Extract every line that includes the string "this".
══ Items
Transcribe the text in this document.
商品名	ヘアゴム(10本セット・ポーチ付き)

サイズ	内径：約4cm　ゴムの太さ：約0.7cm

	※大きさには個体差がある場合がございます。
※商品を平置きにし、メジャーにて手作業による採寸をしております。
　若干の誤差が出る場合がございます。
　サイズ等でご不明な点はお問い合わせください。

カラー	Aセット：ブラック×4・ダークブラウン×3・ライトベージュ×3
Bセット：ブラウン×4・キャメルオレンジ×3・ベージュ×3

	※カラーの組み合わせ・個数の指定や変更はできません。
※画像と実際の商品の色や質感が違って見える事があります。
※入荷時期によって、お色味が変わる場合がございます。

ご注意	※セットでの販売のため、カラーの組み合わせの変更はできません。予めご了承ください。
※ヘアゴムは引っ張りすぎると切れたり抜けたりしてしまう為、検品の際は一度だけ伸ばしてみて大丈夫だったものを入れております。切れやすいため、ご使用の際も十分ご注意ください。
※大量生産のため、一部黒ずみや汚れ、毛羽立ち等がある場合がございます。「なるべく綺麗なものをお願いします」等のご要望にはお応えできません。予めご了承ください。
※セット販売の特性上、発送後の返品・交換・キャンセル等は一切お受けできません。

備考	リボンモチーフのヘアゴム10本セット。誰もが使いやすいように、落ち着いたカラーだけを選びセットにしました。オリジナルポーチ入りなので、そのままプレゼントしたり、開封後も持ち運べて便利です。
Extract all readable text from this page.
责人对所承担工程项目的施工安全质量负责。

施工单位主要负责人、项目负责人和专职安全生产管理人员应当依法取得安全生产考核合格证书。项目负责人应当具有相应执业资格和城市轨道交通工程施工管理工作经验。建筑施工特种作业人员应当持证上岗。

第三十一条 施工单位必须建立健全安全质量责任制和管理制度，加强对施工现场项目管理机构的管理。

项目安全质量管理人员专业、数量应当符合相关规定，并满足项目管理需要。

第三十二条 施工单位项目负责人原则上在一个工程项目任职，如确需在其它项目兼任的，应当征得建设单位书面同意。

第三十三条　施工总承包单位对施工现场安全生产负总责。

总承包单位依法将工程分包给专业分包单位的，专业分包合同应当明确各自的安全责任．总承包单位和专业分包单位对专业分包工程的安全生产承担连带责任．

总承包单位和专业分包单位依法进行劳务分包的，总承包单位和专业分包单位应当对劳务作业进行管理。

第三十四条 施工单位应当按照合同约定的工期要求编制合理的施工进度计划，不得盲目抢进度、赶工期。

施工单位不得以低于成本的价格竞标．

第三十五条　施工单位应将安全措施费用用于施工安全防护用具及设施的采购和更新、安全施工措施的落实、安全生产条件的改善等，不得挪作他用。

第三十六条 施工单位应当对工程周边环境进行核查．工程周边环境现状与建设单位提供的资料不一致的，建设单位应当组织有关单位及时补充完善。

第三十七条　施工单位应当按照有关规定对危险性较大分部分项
════
### Written solution
Transcribe the text in this document.
Extract all readable text from this page.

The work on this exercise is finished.